= DOCUMENT SECTION =
────────────────────
In 1822, the United Kingdom (UK) passed what is generally recognized as the first piece of legislation enacted by any nation to criminalize animal cruelty. The Cruel Treatment of Cattle Act was a natural consequence of then evolving public opinion, and a landmark piece of legislation which set the stage for all subsequent animal protection law, both nationally and internationally. It was authored and championed by Richard Martin, Member of Parliament (MP) for Galway, after whom the Act became more fondly known as “Martin’s Act.”
Martin’s Act made it a crime to “wantonly and cruelly beat, abuse, or ill-treat” certain animals, including horses, cattle, mules, and sheep. On conviction, the penalty was a fine of between ten shillings and five pounds, or imprisonment for up to three months.
The History of Martin’s Act
The enactment of Martin’s Act followed a parliamentary battle lasting almost a quarter of a century, and a philosophical debate dating back much further, to pass some form of animal protection legislation. However, public opinion was slowly changing. In 1781, Jeremy Bentham famously said of animals: “the question is not, Can they reason? nor, Can they talk? but, Can they suffer?”
────────────────────
= EXERCISES TO COMPLETE =
1. Tally the lines in the records below that contain the word "block", and give only that number.
2. Please carry on the passage on Martin's Act above, picking up right after its last sentence.

= RECORDS SUPPLIED =
────────────────────
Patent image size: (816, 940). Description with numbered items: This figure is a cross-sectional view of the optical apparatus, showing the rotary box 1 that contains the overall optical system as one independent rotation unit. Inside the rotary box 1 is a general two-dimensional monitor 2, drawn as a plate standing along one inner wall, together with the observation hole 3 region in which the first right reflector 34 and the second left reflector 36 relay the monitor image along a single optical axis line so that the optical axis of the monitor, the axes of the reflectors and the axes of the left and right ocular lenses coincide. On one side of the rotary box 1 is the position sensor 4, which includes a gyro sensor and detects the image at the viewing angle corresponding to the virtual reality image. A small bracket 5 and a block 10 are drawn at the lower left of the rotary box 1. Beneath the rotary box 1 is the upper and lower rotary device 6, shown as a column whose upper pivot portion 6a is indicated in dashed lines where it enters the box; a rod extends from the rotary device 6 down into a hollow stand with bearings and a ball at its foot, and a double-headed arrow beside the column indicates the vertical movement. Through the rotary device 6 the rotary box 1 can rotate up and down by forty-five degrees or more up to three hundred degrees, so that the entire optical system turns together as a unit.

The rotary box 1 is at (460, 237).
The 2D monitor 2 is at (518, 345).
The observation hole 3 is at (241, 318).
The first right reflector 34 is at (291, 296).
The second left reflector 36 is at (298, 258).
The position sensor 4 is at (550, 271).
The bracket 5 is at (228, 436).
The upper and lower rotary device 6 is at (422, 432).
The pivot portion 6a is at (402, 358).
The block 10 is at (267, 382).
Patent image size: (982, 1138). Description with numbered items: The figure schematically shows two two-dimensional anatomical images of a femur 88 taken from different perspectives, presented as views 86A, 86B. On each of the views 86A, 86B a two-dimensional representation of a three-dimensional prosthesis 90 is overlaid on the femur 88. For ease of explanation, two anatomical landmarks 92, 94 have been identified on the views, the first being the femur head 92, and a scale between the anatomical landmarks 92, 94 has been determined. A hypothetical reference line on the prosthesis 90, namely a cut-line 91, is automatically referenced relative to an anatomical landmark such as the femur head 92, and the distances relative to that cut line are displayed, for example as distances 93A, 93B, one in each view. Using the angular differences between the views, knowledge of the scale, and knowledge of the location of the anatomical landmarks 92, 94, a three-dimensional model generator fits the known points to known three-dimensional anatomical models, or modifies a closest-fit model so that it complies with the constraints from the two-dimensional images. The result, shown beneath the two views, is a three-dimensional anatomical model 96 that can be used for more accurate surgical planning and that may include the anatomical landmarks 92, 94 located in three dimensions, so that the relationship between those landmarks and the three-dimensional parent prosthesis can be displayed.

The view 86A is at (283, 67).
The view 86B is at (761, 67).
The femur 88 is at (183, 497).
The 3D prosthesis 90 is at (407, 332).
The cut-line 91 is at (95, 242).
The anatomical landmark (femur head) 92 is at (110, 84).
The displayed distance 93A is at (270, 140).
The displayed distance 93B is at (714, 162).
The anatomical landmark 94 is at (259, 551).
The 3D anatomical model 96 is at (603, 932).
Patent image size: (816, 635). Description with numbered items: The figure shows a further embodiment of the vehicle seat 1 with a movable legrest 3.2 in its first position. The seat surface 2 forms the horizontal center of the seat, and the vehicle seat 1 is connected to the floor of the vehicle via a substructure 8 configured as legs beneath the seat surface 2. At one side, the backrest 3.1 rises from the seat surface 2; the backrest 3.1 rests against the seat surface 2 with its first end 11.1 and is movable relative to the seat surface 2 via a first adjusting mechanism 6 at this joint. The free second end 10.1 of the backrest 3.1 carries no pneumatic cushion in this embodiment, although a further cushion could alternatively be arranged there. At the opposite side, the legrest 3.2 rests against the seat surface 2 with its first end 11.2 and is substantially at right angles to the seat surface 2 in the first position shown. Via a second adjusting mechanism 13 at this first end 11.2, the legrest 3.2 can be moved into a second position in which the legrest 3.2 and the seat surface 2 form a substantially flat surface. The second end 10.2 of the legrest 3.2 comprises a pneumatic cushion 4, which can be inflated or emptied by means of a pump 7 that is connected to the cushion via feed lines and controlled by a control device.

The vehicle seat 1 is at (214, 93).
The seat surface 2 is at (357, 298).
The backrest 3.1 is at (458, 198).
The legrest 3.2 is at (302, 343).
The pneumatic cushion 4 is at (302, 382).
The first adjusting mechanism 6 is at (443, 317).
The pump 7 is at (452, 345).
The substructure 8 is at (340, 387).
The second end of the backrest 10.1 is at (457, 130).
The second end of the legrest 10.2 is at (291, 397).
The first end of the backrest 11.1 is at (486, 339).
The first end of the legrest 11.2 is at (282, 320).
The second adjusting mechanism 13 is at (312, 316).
────────────────────
= THE RESULTS =
1. 2

2.
In 1800, Sir William Pulteney MP introduced a Bill in the House of Commons that would prohibit bull-baiting, a popular sport at the time which involved the setting of dogs on a restrained bull. However, the Bill was met by powerful opposition in Parliament, with the future prime minister, George Canning MP, declaring that “the amusement inspired courage and produced a nobleness of sentiment and elevation of mind.” In 1802, John Dent MP introduced a similar Bill in the same House. Both were unsuccessful.
It has been suggested that attempts to ban bull-baiting and other forms of animal exploitation had the primary emphasis of attempting to “civilize” the lower classes, rather than placing any intrinsic value on the individual animal. At the time, blood sports had been long standing pastimes and amusements of the British public. However, what was considered popular amusement at the start of the eighteenth century gradually became considered barbaric and uncivilized, as the concept of “honor” developed from “manliness, fearlessness and physical strength” to “self-discipline, civilized and polite manners, compassion and benevolence.” Accordingly, debates on these new laws centered on the concept of honor and the need to “civilize” the working classes as much as they did the proper treatment of animals: “British gentlemen no longer agreed on what made a man honorable and, as one consequence of this, they no longer agreed on how to treat animals.”
There was also growing concern about the treatment of cattle and horses in city streets and markets. Prior to the enactment of Martin’s Act, such cases were brought on the grounds of property damage, often by a master against a servant, and carried potentially serious penalties. For example, in 1801, the Morning Post Gazette reported that “Thomas Wickinson, for injuring a horse belonging to Orby Hunter, Esq. by maliciously driving a nail into his foot, was sentenced to six months’ imprisonment.”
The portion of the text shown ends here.